◆ **WHAT IS REQUIRED**:
Look through the records below, and copy out every line that holds the string "FEDGDP".

◆ **PROVIDED RECORDS**:
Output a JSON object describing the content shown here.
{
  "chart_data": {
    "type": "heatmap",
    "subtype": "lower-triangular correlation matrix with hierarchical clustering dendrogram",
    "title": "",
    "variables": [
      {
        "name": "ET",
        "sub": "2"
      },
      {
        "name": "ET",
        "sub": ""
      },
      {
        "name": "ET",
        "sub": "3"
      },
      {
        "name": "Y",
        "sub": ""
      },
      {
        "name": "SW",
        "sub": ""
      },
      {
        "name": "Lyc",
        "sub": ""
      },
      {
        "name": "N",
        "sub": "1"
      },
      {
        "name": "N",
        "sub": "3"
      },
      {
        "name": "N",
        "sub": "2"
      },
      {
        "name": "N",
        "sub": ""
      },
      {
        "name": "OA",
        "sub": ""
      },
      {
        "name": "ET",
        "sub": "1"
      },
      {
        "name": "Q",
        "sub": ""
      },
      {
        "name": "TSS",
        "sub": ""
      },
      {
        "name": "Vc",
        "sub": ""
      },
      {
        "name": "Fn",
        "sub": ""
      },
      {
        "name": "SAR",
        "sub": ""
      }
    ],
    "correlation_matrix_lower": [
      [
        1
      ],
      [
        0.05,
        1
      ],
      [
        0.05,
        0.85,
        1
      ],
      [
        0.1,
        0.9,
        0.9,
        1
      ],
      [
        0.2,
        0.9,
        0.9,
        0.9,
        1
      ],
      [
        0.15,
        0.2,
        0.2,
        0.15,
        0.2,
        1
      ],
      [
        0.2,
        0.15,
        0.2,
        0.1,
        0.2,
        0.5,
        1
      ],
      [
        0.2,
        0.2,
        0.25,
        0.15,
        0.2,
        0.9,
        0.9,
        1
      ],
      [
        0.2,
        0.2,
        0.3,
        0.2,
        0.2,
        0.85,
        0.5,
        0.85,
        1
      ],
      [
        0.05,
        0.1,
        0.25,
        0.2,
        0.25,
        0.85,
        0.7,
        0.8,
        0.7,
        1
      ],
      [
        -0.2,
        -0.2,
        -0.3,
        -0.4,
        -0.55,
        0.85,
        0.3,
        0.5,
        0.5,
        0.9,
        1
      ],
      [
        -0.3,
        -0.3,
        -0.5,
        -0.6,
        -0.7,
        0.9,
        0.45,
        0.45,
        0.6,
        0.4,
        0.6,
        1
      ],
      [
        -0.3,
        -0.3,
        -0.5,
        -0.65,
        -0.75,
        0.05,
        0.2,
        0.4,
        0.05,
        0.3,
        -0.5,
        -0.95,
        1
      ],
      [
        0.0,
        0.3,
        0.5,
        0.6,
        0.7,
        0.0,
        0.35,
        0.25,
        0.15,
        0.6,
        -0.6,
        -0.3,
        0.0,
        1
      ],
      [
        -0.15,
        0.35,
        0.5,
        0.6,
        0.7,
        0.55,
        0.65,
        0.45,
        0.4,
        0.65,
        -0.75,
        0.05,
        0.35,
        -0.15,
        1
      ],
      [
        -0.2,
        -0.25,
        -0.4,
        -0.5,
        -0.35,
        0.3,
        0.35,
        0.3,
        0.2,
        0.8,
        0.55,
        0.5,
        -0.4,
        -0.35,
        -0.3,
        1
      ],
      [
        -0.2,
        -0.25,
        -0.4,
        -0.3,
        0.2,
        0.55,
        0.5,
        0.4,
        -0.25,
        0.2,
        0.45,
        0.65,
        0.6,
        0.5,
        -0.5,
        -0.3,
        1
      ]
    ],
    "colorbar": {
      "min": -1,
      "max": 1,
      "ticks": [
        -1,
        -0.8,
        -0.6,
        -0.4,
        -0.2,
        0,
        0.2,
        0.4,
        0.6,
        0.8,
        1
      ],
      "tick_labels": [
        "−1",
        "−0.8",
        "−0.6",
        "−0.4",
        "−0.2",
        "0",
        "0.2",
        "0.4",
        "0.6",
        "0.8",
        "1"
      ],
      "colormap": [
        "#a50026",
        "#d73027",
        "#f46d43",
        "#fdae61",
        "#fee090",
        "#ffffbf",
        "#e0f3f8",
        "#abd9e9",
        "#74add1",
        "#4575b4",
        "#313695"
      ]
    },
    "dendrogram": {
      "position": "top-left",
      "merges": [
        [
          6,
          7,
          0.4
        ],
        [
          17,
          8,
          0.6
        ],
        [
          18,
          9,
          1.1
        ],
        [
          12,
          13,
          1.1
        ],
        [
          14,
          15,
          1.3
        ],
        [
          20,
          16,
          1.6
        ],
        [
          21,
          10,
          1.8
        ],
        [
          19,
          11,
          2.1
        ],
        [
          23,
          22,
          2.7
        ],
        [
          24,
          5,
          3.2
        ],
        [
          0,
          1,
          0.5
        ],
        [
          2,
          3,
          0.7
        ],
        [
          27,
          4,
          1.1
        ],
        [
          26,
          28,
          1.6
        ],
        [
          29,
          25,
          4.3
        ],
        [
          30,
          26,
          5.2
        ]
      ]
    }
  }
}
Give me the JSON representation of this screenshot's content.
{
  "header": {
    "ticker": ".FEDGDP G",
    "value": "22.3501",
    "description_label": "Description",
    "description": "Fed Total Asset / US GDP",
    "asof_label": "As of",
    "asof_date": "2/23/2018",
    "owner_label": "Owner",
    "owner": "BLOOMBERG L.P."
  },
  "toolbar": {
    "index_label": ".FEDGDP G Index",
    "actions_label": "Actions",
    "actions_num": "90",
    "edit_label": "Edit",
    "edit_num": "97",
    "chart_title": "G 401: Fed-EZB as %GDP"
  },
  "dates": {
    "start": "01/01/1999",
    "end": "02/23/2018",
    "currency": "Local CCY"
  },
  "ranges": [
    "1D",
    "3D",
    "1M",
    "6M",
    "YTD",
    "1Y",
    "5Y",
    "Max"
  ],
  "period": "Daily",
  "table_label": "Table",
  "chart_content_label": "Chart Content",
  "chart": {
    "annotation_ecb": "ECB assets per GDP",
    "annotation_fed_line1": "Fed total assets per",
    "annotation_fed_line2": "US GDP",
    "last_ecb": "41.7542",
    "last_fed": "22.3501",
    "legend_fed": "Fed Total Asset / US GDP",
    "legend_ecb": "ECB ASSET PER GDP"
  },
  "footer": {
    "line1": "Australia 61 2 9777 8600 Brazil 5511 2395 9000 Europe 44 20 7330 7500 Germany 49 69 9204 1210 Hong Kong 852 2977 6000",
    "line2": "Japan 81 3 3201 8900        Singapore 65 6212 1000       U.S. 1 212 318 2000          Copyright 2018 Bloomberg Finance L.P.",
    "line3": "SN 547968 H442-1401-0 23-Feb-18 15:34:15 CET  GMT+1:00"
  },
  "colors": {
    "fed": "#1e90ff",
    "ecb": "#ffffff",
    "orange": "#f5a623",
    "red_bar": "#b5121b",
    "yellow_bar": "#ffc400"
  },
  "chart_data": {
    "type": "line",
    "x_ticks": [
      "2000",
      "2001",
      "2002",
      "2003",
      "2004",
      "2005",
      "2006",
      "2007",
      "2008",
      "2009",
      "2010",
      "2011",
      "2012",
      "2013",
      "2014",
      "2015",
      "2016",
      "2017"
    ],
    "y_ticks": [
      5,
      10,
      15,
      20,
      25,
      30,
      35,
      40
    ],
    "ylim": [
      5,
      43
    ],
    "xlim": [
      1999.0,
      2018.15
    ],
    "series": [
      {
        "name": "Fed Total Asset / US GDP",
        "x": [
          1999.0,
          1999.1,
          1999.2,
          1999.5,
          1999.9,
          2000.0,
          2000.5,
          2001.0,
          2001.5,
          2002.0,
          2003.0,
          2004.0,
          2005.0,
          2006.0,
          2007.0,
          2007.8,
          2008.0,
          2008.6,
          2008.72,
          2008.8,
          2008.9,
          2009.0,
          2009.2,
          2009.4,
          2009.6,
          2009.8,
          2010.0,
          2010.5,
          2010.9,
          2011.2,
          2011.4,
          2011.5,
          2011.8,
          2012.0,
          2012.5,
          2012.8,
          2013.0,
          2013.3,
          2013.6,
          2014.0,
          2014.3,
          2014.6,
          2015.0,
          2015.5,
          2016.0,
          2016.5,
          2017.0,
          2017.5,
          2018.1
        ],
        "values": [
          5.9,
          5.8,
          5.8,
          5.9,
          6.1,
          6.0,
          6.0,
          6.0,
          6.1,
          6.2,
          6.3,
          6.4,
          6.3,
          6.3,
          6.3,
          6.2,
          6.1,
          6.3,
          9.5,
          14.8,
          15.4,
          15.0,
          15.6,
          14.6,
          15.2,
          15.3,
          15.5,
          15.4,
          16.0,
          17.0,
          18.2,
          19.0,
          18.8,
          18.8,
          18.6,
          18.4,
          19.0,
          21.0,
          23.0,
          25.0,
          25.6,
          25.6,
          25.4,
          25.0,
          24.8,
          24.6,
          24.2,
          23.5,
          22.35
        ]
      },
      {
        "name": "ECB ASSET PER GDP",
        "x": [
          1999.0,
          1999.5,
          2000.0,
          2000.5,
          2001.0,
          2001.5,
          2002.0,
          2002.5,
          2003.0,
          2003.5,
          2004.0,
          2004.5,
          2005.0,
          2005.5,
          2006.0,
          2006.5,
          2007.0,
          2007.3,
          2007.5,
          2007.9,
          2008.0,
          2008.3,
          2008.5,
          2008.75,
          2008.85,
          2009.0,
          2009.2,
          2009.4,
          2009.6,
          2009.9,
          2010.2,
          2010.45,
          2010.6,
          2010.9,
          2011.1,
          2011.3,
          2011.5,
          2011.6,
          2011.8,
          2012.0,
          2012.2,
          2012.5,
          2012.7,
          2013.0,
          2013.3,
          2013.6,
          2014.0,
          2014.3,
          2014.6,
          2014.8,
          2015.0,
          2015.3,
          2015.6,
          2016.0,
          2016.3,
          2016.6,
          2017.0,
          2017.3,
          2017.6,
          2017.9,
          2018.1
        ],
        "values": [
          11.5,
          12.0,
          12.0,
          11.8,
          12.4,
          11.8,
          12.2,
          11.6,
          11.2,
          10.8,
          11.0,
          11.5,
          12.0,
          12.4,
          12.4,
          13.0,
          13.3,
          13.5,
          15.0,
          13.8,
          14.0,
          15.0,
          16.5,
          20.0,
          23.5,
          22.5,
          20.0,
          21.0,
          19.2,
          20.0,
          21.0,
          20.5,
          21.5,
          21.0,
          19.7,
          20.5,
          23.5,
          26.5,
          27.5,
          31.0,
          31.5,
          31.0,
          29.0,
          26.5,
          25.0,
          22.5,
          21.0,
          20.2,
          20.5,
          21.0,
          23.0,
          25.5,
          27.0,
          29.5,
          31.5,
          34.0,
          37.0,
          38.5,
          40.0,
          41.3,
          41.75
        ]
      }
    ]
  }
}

◆ **COMPLETE RESPONSE**:
    "ticker": ".FEDGDP G",
    "index_label": ".FEDGDP G Index",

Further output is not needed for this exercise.